▸ What you have to do: For every line in the records that has the word "name", make a copy.

Collection entries
'''

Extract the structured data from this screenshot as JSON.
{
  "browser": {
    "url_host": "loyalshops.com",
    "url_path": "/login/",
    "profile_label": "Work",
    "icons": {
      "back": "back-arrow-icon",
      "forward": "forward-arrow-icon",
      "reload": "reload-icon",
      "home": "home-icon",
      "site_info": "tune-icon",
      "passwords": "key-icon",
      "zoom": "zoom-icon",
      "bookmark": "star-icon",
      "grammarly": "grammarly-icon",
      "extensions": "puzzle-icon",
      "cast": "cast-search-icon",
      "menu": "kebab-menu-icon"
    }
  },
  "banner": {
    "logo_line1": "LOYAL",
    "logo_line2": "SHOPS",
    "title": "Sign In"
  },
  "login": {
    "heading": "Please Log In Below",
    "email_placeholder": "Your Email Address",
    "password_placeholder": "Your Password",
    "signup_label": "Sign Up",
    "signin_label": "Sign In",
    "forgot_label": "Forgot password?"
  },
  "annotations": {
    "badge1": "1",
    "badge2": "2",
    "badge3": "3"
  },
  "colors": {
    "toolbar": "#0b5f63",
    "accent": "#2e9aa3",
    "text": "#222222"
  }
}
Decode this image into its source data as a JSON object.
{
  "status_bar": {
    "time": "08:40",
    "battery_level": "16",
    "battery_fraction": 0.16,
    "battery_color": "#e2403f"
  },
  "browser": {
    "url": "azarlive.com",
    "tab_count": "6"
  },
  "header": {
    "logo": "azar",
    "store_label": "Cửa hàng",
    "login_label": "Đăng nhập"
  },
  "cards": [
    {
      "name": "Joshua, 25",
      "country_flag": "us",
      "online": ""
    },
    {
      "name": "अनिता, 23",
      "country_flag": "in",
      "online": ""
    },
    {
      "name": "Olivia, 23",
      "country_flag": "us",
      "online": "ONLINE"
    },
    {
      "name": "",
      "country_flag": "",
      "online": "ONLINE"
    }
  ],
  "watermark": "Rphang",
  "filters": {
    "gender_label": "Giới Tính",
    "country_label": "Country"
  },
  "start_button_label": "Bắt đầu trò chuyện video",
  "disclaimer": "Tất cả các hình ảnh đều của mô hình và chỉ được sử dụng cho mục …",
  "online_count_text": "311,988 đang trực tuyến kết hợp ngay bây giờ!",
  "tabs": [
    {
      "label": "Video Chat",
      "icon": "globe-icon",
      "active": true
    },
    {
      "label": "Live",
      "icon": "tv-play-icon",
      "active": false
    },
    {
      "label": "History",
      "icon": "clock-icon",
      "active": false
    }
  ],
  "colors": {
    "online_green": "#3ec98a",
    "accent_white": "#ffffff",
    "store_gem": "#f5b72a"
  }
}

'''

▸ Exercise answer:
      "name": "Joshua, 25",
      "name": "अनिता, 23",
      "name": "Olivia, 23",
      "name": "",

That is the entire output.